Cegah Bunuh Diri Anak, Belajar Dari Kisah Jakarta Utara

Peristiwa penghilangan jiwa anak di Indonesia, ditemui dalam berbagai motif, minum obat beracun dalam GGAPA, KDRT, diajak orang tua, dampak kekerasan di rumah dan sekolah. TKP nya pun beragam ada yang dirumah, di sekolah, lingkungan sekitar sekolah dan kamar anak.

Laporan pengaduan kekerasan yang berujung penghilangan jiwa, semua diawali terjadinya di ranah privat. Sehingga anak tidak punya pilihan banyak dalam mengjadapinya.

Penghilangan jiwa di ranah privat adalah tren kekerasan yang terjadi di sekolah dan rumah. Data KPAI menyampaikan memang kekerasan di ranah privat yang tertinggi, yaitu anak anak dari korban konflik orang tua dan keluarga nya dan anak anak yang mengalami berbagai dampak di dalam lingkungan pendidikan.

Seperti peristiwa penghilangan jiwa 4 keluarga di penjaringan Jakarta Utara sampai sekarang belum dapat diungkap Kepolisian. Karena memang tidak mudah ya, ini kekerasan di ranah privat.
▬▬▬▬▬▬▬▬▬▬
# [Tugas Latihan A]
Tulis ulang daftar mulai dari awal hingga baris yang memuat "- lat-tick: 30°N: [14, 823, 117, 871]", dengan mengubah "heat-cell" menjadi "grid-cell" dan membiarkan sisanya tetap sama.

# [Materi yang Disediakan]
▬▬▬▬▬▬▬▬▬▬
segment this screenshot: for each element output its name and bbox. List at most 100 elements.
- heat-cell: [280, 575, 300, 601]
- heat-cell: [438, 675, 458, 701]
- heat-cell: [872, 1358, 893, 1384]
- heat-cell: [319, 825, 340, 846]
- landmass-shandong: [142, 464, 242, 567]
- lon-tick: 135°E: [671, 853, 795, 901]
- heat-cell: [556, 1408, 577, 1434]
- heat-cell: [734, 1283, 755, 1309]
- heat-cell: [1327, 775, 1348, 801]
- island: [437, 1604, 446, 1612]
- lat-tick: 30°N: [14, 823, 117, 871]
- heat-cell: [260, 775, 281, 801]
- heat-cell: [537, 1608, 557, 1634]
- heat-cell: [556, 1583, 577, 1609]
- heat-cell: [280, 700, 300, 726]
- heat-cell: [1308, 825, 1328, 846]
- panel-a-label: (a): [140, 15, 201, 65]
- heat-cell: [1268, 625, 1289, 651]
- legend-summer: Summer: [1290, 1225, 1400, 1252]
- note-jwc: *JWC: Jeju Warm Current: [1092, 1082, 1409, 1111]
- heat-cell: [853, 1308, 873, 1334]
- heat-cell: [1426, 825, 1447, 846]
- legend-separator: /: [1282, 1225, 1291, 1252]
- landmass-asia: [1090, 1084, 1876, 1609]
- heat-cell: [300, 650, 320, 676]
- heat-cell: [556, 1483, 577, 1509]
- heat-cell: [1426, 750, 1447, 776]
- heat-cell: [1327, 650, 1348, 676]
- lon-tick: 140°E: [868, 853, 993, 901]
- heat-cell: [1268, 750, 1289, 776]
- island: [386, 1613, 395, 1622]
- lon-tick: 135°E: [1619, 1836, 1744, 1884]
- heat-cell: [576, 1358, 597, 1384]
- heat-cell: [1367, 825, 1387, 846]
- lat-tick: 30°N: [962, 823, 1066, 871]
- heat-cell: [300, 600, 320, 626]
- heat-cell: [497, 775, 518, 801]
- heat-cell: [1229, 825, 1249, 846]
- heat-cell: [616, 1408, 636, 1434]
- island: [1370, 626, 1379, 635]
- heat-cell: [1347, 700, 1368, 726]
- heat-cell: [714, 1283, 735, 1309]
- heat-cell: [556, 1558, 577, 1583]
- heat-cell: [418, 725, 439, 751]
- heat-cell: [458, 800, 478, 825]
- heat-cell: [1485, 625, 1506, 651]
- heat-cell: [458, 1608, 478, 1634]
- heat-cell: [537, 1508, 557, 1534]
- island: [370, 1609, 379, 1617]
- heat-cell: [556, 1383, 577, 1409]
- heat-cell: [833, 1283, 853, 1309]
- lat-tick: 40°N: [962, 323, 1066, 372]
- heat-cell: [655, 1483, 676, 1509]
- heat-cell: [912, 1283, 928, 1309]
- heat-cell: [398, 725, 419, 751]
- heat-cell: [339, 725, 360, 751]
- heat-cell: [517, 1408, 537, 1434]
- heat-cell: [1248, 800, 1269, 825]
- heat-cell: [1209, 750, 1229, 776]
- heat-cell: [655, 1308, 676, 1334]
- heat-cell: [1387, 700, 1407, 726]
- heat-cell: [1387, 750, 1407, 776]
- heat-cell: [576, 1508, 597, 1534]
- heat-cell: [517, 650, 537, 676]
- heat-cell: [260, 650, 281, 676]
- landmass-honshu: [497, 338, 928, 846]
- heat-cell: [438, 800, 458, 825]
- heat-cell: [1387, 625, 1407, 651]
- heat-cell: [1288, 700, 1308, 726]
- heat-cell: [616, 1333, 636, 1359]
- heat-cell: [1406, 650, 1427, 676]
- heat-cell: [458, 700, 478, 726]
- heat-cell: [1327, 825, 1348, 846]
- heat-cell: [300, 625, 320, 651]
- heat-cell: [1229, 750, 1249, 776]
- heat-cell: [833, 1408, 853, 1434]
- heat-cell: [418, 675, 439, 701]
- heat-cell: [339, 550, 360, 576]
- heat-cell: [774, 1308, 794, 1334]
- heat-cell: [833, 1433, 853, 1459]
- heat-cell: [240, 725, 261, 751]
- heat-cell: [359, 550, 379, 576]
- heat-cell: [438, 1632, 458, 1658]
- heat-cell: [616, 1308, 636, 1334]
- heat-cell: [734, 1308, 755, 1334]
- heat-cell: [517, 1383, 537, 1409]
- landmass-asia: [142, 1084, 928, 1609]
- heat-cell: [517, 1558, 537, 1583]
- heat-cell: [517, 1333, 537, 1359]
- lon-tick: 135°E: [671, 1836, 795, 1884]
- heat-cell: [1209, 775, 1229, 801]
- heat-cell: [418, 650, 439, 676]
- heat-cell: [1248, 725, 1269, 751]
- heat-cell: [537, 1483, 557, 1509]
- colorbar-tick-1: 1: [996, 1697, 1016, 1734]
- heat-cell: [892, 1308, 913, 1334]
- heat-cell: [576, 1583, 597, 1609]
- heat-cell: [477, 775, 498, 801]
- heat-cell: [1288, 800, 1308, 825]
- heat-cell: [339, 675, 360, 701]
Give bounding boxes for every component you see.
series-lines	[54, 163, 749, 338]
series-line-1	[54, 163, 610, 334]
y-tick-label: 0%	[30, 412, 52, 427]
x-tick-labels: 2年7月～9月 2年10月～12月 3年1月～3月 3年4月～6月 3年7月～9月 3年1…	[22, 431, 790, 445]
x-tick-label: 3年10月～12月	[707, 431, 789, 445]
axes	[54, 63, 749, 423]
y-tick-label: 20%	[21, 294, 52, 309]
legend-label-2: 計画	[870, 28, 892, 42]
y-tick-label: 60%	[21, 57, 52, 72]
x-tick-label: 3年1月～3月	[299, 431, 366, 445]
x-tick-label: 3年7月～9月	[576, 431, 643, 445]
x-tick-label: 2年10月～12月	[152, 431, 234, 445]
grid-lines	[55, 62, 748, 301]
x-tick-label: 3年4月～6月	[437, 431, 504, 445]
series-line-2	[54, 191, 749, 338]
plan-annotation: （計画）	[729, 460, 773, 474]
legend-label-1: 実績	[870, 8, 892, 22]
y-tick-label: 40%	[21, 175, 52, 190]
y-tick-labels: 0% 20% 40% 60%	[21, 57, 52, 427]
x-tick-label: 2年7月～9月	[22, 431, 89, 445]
▬▬▬▬▬▬▬▬▬▬
# [Tugas Latihan B]
Untuk setiap pernyataan, tentukan apakah sesuai dengan kutipan dokumen (ya atau tidak), lalu kutip kata-kata penentunya: (i) Data KPAI menunjukkan kekerasan di ranah privat sebagai yang tertinggi. (ii) Kepolisian sudah mengungkap peristiwa penghilangan jiwa 4 keluarga di Penjaringan, Jakarta Utara. (iii) Kamar anak termasuk TKP yang disebut.

# [Hasil A]
segment this screenshot: for each element output its name and bbox. List at most 100 elements.
- grid-cell: [280, 575, 300, 601]
- grid-cell: [438, 675, 458, 701]
- grid-cell: [872, 1358, 893, 1384]
- grid-cell: [319, 825, 340, 846]
- landmass-shandong: [142, 464, 242, 567]
- lon-tick: 135°E: [671, 853, 795, 901]
- grid-cell: [556, 1408, 577, 1434]
- grid-cell: [734, 1283, 755, 1309]
- grid-cell: [1327, 775, 1348, 801]
- island: [437, 1604, 446, 1612]
- lat-tick: 30°N: [14, 823, 117, 871]

# [Hasil B]
(i) Ya: "Data KPAI menyampaikan memang kekerasan di ranah privat yang tertinggi"
(ii) Tidak: "sampai sekarang belum dapat diungkap Kepolisian"
(iii) Ya: "ada yang dirumah, di sekolah, lingkungan sekitar sekolah dan kamar anak"